Written request: Each line that holds the word "Dimanche" is to be identified and copied.

(Dataset entries)
** start **

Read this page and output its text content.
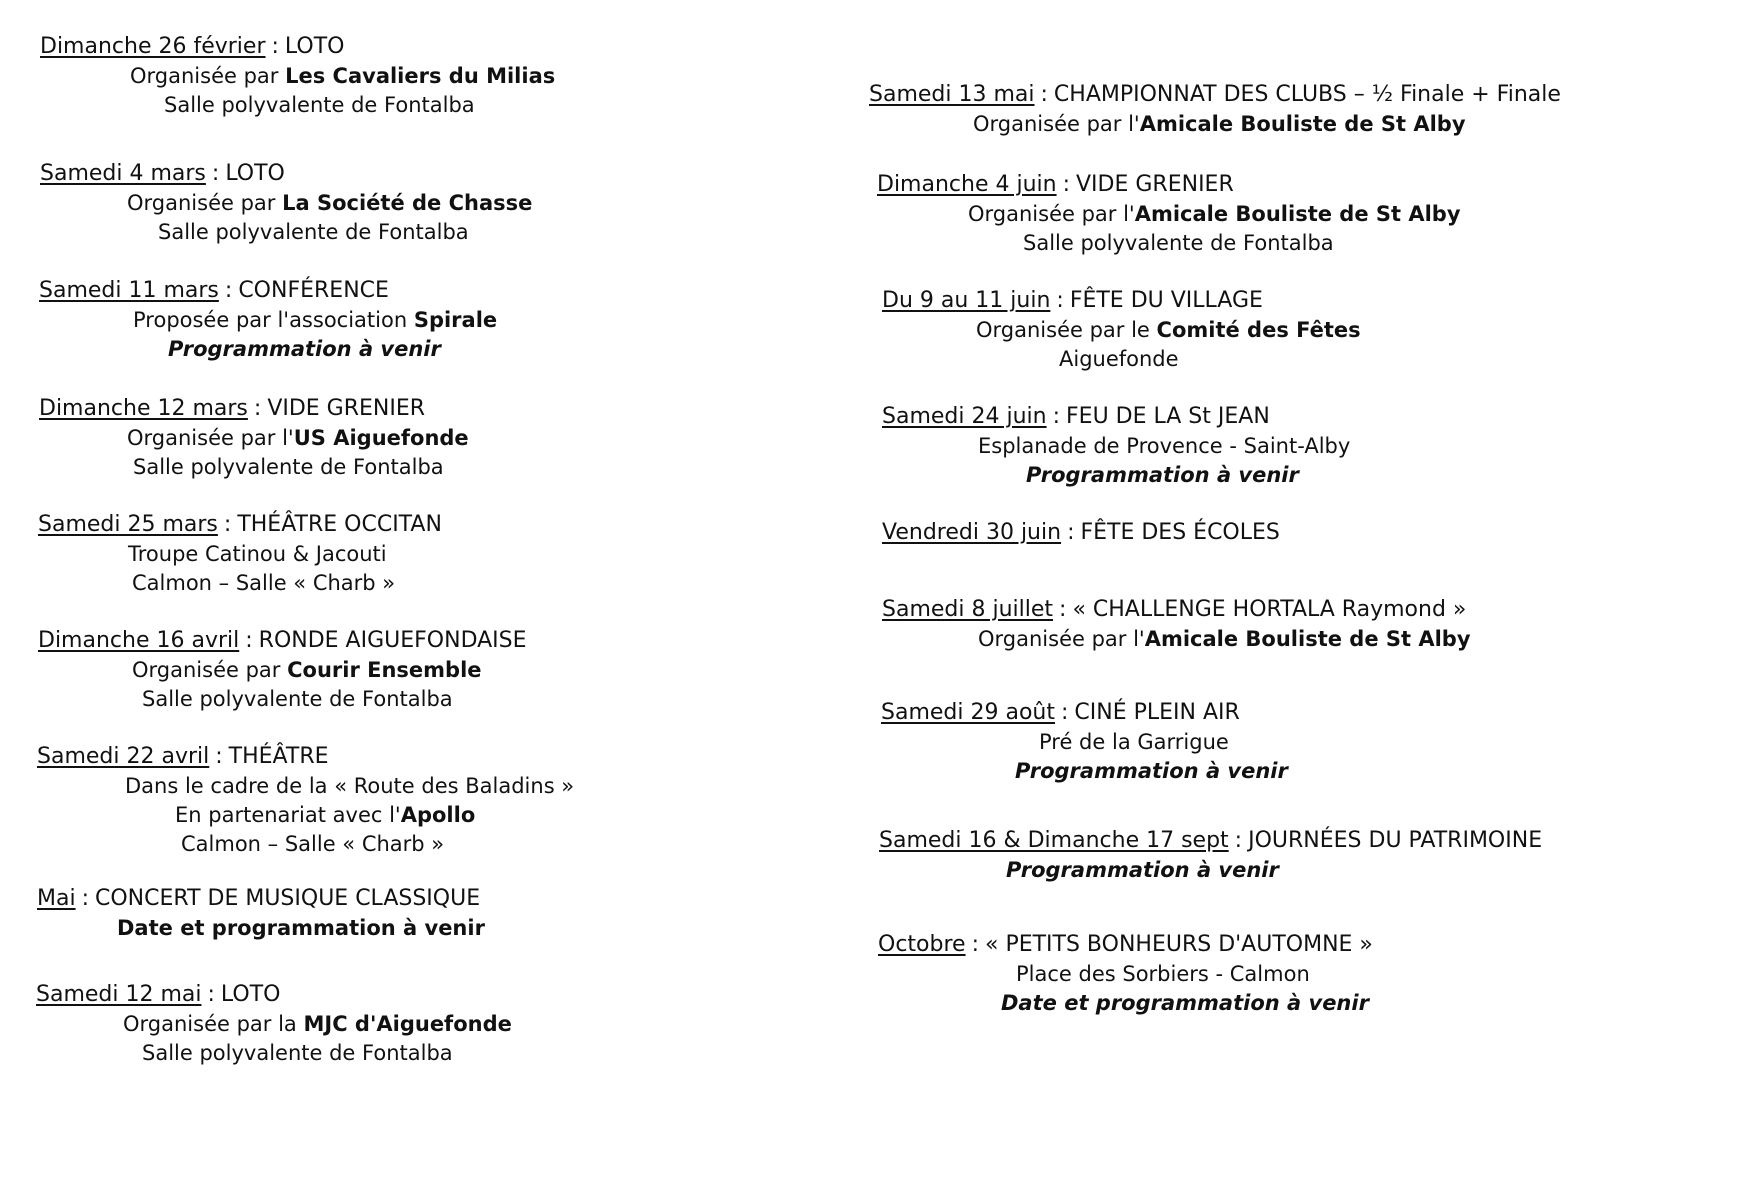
Dimanche 26 février : LOTO
Organisée par Les Cavaliers du Milias
Salle polyvalente de Fontalba
Samedi 4 mars : LOTO
Organisée par La Société de Chasse
Salle polyvalente de Fontalba
Samedi 11 mars : CONFÉRENCE
Proposée par l'association Spirale
Programmation à venir
Dimanche 12 mars : VIDE GRENIER
Organisée par l'US Aiguefonde
Salle polyvalente de Fontalba
Samedi 25 mars : THÉÂTRE OCCITAN
Troupe Catinou & Jacouti
Calmon – Salle « Charb »
Dimanche 16 avril : RONDE AIGUEFONDAISE
Organisée par Courir Ensemble
Salle polyvalente de Fontalba
Samedi 22 avril : THÉÂTRE
Dans le cadre de la « Route des Baladins »
En partenariat avec l'Apollo
Calmon – Salle « Charb »
Mai : CONCERT DE MUSIQUE CLASSIQUE
Date et programmation à venir
Samedi 12 mai : LOTO
Organisée par la MJC d'Aiguefonde
Salle polyvalente de Fontalba
Samedi 13 mai : CHAMPIONNAT DES CLUBS – ½ Finale + Finale
Organisée par l'Amicale Bouliste de St Alby
Dimanche 4 juin : VIDE GRENIER
Organisée par l'Amicale Bouliste de St Alby
Salle polyvalente de Fontalba
Du 9 au 11 juin : FÊTE DU VILLAGE
Organisée par le Comité des Fêtes
Aiguefonde
Samedi 24 juin : FEU DE LA St JEAN
Esplanade de Provence - Saint-Alby
Programmation à venir
Vendredi 30 juin : FÊTE DES ÉCOLES
Samedi 8 juillet : « CHALLENGE HORTALA Raymond »
Organisée par l'Amicale Bouliste de St Alby
Samedi 29 août : CINÉ PLEIN AIR
Pré de la Garrigue
Programmation à venir
Samedi 16 & Dimanche 17 sept : JOURNÉES DU PATRIMOINE
Programmation à venir
Octobre : « PETITS BONHEURS D'AUTOMNE »
Place des Sorbiers - Calmon
Date et programmation à venir
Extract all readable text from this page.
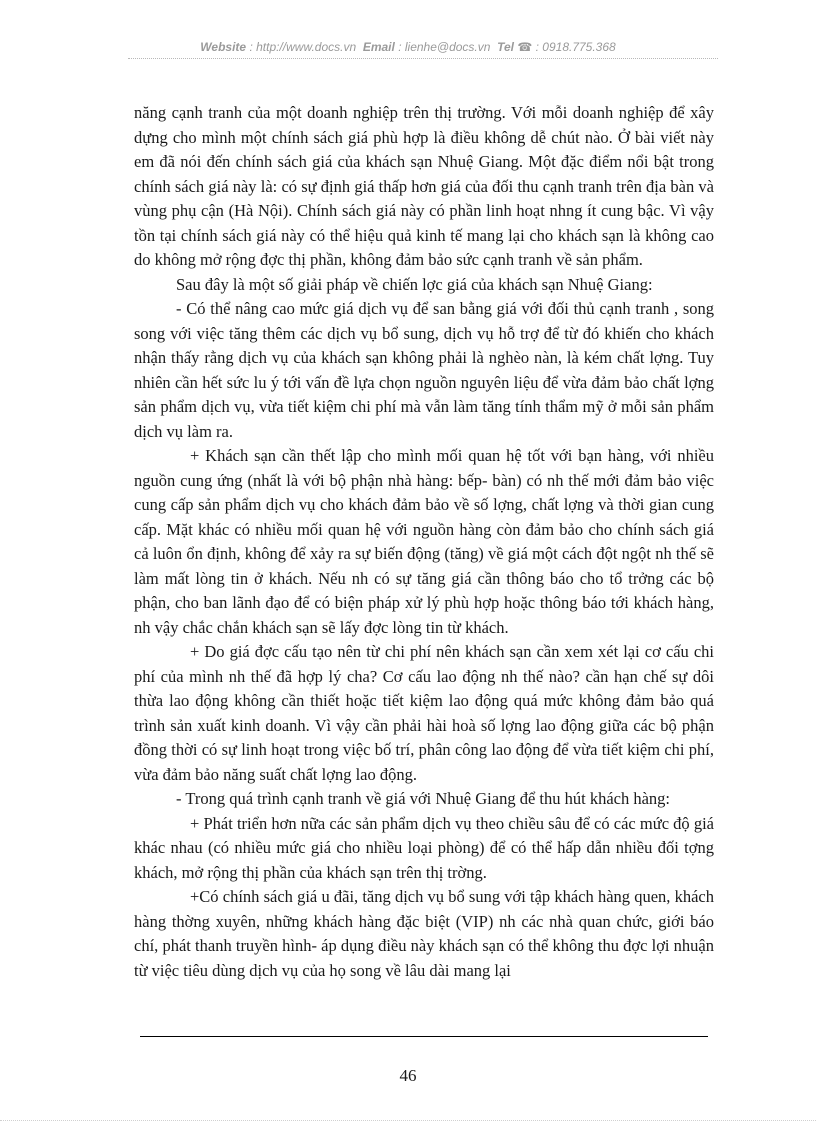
Website : http://www.docs.vn Email : lienhe@docs.vn Tel ☎ : 0918.775.368

năng cạnh tranh của một doanh nghiệp trên thị trường. Với mỗi doanh nghiệp để xây dựng cho mình một chính sách giá phù hợp là điều không dễ chút nào. Ở bài viết này em đã nói đến chính sách giá của khách sạn Nhuệ Giang. Một đặc điểm nổi bật trong chính sách giá này là: có sự định giá thấp hơn giá của đối thu cạnh tranh trên địa bàn và vùng phụ cận (Hà Nội). Chính sách giá này có phần linh hoạt nhng ít cung bậc. Vì vậy tồn tại chính sách giá này có thể hiệu quả kinh tế mang lại cho khách sạn là không cao do không mở rộng đợc thị phần, không đảm bảo sức cạnh tranh về sản phẩm.

Sau đây là một số giải pháp về chiến lợc giá của khách sạn Nhuệ Giang:

- Có thể nâng cao mức giá dịch vụ để san bằng giá với đối thủ cạnh tranh , song song với việc tăng thêm các dịch vụ bổ sung, dịch vụ hỗ trợ để từ đó khiến cho khách nhận thấy rằng dịch vụ của khách sạn không phải là nghèo nàn, là kém chất lợng. Tuy nhiên cần hết sức lu ý tới vấn đề lựa chọn nguồn nguyên liệu để vừa đảm bảo chất lợng sản phẩm dịch vụ, vừa tiết kiệm chi phí mà vẫn làm tăng tính thẩm mỹ ở mỗi sản phẩm dịch vụ làm ra.

+ Khách sạn cần thết lập cho mình mối quan hệ tốt với bạn hàng, với nhiều nguồn cung ứng (nhất là với bộ phận nhà hàng: bếp- bàn) có nh thế mới đảm bảo việc cung cấp sản phẩm dịch vụ cho khách đảm bảo về số lợng, chất lợng và thời gian cung cấp. Mặt khác có nhiều mối quan hệ với nguồn hàng còn đảm bảo cho chính sách giá cả luôn ổn định, không để xảy ra sự biến động (tăng) về giá một cách đột ngột nh thế sẽ làm mất lòng tin ở khách. Nếu nh có sự tăng giá cần thông báo cho tổ trởng các bộ phận, cho ban lãnh đạo để có biện pháp xử lý phù hợp hoặc thông báo tới khách hàng, nh vậy chắc chắn khách sạn sẽ lấy đợc lòng tin từ khách.

+ Do giá đợc cấu tạo nên từ chi phí nên khách sạn cần xem xét lại cơ cấu chi phí của mình nh thế đã hợp lý cha? Cơ cấu lao động nh thế nào? cần hạn chế sự dôi thừa lao động không cần thiết hoặc tiết kiệm lao động quá mức không đảm bảo quá trình sản xuất kinh doanh. Vì vậy cần phải hài hoà số lợng lao động giữa các bộ phận đồng thời có sự linh hoạt trong việc bố trí, phân công lao động để vừa tiết kiệm chi phí, vừa đảm bảo năng suất chất lợng lao động.

- Trong quá trình cạnh tranh về giá với Nhuệ Giang để thu hút khách hàng:

+ Phát triển hơn nữa các sản phẩm dịch vụ theo chiều sâu để có các mức độ giá khác nhau (có nhiều mức giá cho nhiều loại phòng) để có thể hấp dẫn nhiều đối tợng khách, mở rộng thị phần của khách sạn trên thị trờng.

+Có chính sách giá u đãi, tăng dịch vụ bổ sung với tập khách hàng quen, khách hàng thờng xuyên, những khách hàng đặc biệt (VIP) nh các nhà quan chức, giới báo chí, phát thanh truyền hình- áp dụng điều này khách sạn có thể không thu đợc lợi nhuận từ việc tiêu dùng dịch vụ của họ song về lâu dài mang lại

46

** end **

Solution below:
Dimanche 26 février : LOTO
Dimanche 12 mars : VIDE GRENIER
Dimanche 16 avril : RONDE AIGUEFONDAISE
Dimanche 4 juin : VIDE GRENIER
Samedi 16 & Dimanche 17 sept : JOURNÉES DU PATRIMOINE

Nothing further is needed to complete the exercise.